## start Given records
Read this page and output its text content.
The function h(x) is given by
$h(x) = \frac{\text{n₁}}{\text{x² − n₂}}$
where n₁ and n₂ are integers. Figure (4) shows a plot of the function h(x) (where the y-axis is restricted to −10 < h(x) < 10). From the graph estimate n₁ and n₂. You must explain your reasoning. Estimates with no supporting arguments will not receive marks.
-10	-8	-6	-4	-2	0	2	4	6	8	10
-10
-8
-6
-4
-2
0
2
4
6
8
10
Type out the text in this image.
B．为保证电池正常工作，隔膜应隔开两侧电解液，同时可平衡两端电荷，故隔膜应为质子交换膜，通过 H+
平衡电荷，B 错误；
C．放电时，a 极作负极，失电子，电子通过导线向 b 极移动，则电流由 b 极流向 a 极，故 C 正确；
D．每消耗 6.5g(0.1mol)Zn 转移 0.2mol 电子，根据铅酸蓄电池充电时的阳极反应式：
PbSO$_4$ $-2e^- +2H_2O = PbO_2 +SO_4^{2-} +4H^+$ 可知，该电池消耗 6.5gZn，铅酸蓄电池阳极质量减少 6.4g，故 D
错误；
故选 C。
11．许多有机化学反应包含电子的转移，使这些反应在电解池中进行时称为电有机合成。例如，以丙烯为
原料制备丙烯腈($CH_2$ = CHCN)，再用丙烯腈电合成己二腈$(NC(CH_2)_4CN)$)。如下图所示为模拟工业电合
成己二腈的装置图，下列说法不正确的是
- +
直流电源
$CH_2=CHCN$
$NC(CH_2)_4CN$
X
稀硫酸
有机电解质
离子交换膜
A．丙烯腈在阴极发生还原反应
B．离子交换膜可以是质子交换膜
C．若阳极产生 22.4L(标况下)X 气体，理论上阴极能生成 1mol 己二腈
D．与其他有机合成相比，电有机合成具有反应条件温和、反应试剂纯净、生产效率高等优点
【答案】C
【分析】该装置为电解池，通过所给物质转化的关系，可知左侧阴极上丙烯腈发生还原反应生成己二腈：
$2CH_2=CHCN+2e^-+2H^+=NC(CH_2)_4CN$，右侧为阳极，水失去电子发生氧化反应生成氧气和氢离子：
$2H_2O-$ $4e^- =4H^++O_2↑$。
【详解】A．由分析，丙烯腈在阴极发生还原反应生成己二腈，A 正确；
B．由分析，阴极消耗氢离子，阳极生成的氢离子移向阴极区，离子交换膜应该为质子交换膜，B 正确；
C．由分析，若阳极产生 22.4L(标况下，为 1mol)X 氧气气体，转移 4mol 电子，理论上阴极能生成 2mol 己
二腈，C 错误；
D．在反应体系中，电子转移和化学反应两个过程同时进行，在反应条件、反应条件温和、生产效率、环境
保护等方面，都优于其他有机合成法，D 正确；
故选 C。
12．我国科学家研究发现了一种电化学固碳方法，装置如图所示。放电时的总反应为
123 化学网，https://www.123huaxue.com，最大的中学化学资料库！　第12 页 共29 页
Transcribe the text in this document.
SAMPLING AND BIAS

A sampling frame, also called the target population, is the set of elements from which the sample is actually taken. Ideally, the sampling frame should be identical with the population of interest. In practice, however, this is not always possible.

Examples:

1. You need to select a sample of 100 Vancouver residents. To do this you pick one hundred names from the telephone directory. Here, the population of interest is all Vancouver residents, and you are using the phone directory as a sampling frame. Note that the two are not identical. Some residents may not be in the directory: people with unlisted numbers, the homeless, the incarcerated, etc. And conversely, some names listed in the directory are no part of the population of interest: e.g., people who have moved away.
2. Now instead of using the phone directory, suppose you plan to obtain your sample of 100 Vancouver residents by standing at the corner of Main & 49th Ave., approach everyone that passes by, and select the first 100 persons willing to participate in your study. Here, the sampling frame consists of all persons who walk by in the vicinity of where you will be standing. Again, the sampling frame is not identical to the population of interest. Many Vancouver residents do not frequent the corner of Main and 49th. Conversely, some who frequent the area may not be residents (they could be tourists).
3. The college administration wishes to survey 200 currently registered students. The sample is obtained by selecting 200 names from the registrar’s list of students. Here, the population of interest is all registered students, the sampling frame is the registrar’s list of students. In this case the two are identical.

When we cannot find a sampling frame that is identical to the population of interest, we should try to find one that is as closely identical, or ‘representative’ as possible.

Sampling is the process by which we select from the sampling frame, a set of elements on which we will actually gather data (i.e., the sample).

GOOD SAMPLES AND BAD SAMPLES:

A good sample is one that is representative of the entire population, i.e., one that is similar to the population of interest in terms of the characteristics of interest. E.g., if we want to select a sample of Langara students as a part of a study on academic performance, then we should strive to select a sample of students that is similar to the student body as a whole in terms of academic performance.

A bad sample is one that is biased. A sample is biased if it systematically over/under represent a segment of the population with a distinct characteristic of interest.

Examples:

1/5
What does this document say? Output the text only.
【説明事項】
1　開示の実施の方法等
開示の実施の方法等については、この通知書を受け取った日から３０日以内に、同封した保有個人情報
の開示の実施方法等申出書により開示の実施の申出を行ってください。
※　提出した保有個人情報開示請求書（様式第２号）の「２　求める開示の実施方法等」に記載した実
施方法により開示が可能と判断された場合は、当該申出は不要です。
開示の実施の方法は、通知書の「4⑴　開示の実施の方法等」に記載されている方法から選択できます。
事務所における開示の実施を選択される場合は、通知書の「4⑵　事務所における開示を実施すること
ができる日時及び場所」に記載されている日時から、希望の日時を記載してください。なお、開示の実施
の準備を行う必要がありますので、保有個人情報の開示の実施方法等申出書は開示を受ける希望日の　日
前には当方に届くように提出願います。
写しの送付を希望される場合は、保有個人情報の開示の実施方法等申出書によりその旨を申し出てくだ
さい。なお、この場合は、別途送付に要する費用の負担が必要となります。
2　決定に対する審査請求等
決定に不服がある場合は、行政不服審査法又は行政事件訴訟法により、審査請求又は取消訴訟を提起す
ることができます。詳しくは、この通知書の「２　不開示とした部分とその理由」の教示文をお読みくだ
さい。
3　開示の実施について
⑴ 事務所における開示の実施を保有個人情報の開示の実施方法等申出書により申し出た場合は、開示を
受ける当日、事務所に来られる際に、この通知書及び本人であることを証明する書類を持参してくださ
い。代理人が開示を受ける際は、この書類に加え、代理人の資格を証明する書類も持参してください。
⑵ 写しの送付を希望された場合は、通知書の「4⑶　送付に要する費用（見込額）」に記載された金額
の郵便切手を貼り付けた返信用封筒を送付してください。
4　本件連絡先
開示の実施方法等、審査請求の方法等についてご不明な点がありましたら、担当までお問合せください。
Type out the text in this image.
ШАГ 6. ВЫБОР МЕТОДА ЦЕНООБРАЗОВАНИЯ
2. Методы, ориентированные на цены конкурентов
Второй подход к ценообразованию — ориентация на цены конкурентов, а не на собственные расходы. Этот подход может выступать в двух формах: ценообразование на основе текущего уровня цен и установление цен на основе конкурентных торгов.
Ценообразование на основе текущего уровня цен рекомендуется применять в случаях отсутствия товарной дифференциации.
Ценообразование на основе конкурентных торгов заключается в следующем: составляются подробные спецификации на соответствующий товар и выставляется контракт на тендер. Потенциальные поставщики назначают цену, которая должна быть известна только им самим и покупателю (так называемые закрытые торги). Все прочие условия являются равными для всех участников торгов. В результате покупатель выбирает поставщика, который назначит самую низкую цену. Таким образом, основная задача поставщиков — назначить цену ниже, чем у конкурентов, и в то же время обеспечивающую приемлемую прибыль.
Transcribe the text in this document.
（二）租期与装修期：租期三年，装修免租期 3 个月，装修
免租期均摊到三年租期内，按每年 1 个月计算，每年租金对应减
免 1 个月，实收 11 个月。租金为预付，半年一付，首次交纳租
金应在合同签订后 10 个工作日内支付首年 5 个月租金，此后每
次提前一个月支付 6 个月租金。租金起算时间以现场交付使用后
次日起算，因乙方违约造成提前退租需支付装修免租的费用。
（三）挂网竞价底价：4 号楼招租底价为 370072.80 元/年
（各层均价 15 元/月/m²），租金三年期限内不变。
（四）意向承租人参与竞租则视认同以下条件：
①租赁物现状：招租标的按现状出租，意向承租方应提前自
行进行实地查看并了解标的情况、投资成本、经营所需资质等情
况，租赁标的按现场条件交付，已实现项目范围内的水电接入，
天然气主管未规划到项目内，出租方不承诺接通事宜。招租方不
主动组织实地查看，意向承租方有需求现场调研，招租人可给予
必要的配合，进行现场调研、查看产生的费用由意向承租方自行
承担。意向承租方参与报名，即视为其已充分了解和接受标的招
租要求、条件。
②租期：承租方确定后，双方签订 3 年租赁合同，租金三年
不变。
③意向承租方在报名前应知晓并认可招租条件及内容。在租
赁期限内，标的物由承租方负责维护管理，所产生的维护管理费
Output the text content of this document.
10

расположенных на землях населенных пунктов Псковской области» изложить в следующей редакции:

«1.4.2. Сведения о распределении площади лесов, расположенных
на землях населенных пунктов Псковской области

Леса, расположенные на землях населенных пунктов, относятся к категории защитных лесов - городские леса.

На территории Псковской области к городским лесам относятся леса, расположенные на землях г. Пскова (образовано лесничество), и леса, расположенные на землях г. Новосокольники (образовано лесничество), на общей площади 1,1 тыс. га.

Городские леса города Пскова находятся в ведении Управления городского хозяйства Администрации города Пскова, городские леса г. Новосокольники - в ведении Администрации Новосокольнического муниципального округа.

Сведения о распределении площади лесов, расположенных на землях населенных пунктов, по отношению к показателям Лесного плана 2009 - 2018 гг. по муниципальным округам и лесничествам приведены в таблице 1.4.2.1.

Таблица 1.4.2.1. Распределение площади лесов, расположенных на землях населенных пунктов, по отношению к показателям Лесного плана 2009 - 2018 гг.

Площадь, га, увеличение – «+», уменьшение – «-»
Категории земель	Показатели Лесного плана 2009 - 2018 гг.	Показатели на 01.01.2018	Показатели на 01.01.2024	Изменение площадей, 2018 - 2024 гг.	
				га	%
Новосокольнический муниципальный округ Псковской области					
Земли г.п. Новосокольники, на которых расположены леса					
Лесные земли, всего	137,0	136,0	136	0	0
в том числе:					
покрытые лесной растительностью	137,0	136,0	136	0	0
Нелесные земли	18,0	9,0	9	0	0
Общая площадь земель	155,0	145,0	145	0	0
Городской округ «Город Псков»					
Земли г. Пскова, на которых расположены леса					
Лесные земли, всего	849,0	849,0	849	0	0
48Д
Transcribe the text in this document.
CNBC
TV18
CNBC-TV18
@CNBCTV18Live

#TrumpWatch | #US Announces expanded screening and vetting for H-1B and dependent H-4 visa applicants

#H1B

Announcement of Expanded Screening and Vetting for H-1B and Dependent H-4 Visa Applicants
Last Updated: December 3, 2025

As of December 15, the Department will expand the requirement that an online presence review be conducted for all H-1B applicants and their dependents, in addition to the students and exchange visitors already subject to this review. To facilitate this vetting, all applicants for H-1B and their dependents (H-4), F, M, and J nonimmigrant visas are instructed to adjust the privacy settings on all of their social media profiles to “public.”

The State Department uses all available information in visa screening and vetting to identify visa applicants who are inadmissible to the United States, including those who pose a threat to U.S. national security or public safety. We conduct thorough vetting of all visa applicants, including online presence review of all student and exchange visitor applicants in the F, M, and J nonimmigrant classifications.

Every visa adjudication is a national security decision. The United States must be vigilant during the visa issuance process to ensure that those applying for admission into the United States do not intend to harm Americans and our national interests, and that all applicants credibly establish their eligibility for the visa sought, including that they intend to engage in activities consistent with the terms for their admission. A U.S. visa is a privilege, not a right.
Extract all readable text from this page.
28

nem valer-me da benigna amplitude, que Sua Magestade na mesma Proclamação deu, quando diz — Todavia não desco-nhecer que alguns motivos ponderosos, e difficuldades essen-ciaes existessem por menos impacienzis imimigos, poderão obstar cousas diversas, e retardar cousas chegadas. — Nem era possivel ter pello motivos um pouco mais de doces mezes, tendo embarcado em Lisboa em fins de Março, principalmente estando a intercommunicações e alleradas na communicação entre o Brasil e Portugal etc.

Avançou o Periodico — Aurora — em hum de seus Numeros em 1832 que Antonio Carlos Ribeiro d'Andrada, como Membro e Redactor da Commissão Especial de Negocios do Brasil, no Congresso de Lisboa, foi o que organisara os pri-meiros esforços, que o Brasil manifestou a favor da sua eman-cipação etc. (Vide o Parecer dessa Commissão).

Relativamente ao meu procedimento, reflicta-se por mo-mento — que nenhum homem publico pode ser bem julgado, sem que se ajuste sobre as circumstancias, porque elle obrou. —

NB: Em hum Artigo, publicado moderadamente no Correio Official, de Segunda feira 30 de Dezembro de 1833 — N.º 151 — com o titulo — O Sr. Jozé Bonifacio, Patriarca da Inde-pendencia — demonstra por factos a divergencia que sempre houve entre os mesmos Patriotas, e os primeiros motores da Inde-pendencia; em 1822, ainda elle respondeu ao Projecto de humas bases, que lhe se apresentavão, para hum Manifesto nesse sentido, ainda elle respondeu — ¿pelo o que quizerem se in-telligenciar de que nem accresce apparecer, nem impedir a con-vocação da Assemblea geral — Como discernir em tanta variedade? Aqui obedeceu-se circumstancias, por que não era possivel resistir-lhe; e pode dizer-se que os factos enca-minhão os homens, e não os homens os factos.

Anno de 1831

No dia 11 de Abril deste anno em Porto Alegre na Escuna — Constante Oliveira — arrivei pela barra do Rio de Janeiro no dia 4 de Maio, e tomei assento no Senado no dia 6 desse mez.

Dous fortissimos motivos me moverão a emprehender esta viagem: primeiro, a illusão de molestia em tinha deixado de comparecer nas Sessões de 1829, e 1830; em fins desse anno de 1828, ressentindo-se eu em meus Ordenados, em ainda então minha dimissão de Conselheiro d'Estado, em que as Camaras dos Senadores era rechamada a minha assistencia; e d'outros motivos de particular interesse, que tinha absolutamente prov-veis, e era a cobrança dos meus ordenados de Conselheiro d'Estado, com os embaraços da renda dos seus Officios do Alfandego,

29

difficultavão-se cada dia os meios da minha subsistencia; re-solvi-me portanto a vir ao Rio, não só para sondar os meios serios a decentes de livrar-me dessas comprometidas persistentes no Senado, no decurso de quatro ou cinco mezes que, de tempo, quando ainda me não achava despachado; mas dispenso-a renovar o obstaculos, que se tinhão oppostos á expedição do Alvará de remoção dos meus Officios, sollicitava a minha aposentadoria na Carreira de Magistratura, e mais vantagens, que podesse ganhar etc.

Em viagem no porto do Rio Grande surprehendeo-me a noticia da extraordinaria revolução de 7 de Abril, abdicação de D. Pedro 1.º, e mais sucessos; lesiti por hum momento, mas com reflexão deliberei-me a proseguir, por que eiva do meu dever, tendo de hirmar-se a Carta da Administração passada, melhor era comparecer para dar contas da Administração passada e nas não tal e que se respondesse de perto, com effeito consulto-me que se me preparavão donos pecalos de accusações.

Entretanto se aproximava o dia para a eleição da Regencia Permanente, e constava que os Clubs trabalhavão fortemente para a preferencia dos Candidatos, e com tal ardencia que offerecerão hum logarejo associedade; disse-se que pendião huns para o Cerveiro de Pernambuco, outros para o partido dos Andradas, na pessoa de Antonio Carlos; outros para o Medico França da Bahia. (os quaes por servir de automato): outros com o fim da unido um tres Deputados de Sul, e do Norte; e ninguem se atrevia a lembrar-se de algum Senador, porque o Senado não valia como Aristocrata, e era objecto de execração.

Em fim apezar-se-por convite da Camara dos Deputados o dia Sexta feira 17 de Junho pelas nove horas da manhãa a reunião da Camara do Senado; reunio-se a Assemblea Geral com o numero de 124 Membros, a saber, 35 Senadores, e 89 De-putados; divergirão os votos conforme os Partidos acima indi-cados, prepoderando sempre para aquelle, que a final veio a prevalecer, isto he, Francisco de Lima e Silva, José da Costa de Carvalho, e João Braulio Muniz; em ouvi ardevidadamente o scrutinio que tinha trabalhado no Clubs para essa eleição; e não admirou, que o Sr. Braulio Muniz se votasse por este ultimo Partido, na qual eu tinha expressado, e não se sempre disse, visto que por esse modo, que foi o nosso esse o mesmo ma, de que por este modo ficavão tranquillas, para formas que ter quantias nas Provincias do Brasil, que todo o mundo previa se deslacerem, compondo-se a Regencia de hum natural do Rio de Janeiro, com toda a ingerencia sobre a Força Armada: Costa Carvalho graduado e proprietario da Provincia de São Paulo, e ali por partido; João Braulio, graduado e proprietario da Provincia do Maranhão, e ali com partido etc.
## end Given records
■ Task to carry out
Pull out every line containing "review".

■ Exercise solution
As of December 15, the Department will expand the requirement that an online presence review be conducted for all H-1B applicants and their dependents, in addition to the students and exchange visitors already subject to this review. To facilitate this vetting, all applicants for H-1B and their dependents (H-4), F, M, and J nonimmigrant visas are instructed to adjust the privacy settings on all of their social media profiles to “public.”
The State Department uses all available information in visa screening and vetting to identify visa applicants who are inadmissible to the United States, including those who pose a threat to U.S. national security or public safety. We conduct thorough vetting of all visa applicants, including online presence review of all student and exchange visitor applicants in the F, M, and J nonimmigrant classifications.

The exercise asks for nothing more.